> _Instruction_
Spot each line that carries the word "Standing"; copy those lines.
**** Excerpted records ****
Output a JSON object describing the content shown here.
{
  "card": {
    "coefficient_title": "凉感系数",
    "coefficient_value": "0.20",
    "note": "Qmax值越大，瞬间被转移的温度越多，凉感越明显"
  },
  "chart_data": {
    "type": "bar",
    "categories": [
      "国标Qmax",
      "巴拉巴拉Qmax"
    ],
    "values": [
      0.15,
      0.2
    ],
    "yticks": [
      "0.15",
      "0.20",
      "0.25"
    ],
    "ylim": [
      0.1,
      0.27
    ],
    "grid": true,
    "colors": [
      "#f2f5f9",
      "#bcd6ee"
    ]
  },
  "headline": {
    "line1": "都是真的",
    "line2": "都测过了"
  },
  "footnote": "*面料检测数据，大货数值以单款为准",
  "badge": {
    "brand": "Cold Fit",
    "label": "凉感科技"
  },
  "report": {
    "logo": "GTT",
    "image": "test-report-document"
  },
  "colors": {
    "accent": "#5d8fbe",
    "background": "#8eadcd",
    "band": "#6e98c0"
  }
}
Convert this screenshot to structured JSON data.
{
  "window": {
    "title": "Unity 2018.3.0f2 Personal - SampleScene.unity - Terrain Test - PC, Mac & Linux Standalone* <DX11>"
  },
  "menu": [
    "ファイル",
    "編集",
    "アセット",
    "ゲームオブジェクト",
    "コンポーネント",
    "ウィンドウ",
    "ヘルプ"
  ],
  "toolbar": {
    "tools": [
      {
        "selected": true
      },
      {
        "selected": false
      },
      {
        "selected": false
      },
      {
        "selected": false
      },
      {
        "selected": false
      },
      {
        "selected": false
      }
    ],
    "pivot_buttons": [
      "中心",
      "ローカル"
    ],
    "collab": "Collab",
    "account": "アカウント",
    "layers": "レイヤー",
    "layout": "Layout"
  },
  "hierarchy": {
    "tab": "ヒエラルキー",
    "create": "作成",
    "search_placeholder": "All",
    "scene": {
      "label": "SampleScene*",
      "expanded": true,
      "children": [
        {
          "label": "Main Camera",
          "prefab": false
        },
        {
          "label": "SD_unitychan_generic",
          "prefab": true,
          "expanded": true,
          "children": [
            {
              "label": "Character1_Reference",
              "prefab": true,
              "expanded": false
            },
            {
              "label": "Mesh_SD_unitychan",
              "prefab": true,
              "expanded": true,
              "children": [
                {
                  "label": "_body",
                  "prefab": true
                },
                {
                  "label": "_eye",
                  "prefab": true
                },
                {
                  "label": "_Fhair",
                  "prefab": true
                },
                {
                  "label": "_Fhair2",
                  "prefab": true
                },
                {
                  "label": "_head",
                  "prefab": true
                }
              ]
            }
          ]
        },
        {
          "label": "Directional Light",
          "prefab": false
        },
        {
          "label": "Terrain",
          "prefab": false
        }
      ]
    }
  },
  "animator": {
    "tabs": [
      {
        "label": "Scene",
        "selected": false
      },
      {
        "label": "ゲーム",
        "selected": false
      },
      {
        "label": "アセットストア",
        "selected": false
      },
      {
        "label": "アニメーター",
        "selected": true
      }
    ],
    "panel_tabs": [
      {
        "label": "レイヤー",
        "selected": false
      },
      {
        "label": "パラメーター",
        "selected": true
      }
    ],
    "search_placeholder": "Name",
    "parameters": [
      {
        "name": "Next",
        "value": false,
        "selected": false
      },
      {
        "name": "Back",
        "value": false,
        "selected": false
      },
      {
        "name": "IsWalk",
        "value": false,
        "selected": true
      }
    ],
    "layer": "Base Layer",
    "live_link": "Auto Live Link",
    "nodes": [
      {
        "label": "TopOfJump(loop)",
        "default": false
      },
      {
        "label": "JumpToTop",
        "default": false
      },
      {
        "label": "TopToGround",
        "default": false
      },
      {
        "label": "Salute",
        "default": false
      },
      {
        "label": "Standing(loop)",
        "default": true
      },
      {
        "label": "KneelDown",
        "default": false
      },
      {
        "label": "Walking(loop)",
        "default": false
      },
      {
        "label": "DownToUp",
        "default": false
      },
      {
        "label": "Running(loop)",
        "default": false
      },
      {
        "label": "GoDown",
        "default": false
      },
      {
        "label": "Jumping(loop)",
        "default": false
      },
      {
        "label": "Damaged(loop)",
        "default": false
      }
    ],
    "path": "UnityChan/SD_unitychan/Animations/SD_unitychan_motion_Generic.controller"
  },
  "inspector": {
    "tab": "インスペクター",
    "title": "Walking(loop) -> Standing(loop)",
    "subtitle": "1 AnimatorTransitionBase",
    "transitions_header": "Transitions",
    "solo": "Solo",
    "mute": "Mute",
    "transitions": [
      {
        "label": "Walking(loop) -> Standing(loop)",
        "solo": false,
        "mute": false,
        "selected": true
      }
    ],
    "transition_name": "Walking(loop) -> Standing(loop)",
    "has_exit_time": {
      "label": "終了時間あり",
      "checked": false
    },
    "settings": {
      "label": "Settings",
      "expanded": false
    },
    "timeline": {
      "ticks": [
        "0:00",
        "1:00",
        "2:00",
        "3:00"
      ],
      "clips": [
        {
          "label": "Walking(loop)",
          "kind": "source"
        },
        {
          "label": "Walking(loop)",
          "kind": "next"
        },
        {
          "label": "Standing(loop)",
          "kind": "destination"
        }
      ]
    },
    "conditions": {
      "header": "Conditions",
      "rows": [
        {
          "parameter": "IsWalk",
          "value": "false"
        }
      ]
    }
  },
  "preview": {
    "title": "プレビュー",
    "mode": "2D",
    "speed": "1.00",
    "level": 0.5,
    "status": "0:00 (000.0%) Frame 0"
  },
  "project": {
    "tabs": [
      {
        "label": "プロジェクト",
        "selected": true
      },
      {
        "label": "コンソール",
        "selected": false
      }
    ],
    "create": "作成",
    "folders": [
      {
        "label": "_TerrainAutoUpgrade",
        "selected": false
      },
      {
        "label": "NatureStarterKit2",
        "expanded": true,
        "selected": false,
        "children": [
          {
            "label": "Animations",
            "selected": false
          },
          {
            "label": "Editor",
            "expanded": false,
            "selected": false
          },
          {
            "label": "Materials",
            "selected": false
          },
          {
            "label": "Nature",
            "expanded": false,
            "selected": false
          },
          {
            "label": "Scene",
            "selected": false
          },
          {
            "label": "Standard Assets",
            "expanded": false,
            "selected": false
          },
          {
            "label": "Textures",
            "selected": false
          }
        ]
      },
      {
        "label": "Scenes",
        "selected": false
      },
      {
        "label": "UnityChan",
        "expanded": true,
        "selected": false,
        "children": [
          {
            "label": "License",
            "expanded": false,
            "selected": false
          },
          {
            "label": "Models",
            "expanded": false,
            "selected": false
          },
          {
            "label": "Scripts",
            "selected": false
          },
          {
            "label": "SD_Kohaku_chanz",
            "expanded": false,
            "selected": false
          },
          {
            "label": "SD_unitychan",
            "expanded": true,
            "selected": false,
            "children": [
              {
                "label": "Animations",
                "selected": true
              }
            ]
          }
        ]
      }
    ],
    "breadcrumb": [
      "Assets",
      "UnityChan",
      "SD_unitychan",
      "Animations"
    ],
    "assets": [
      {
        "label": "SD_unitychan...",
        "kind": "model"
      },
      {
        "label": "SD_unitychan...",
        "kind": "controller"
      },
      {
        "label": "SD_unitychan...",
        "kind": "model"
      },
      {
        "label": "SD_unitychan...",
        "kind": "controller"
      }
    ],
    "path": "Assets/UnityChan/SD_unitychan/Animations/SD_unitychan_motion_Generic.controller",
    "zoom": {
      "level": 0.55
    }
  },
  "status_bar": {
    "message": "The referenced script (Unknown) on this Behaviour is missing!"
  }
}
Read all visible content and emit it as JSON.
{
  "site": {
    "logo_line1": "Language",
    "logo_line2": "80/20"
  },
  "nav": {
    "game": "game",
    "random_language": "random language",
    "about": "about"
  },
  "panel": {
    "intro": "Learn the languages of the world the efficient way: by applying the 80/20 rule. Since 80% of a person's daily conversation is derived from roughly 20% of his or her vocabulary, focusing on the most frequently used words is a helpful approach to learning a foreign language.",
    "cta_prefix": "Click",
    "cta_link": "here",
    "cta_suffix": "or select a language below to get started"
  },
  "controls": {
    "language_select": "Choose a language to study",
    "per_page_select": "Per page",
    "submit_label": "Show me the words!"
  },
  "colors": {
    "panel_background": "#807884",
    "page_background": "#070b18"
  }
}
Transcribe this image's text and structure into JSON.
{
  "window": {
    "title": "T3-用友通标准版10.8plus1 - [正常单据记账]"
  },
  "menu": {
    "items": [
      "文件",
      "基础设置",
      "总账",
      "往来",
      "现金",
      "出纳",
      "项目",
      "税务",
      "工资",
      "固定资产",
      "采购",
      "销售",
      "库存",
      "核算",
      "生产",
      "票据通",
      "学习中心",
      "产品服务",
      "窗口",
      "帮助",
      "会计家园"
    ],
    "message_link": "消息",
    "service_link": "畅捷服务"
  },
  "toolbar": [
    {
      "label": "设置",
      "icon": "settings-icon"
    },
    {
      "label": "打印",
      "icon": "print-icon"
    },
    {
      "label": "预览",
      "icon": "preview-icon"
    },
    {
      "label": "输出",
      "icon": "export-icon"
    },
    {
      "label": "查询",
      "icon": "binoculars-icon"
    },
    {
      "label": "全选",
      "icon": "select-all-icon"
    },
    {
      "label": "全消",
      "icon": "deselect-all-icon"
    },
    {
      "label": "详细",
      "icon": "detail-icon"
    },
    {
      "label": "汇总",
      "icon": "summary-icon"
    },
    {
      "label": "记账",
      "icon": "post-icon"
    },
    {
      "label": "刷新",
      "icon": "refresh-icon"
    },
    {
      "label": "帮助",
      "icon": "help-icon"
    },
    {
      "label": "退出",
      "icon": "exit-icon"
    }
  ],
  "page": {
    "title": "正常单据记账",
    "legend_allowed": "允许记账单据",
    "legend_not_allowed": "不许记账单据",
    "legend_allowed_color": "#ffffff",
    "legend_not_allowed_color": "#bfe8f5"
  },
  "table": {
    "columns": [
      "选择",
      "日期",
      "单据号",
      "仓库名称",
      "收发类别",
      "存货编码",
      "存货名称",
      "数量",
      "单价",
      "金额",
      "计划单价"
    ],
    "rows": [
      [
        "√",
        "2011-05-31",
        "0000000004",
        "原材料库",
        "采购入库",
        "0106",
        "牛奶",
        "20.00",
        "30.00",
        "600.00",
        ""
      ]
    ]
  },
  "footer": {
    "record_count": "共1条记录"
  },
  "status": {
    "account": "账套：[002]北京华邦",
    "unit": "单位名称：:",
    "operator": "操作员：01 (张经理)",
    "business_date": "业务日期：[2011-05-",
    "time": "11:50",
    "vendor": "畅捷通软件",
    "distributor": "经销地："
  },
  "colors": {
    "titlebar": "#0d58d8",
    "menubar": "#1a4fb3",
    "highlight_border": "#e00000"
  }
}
****
> _Task response_
        "label": "Standing(loop)",
    "title": "Walking(loop) -> Standing(loop)",
        "label": "Walking(loop) -> Standing(loop)",
    "transition_name": "Walking(loop) -> Standing(loop)",
          "label": "Standing(loop)",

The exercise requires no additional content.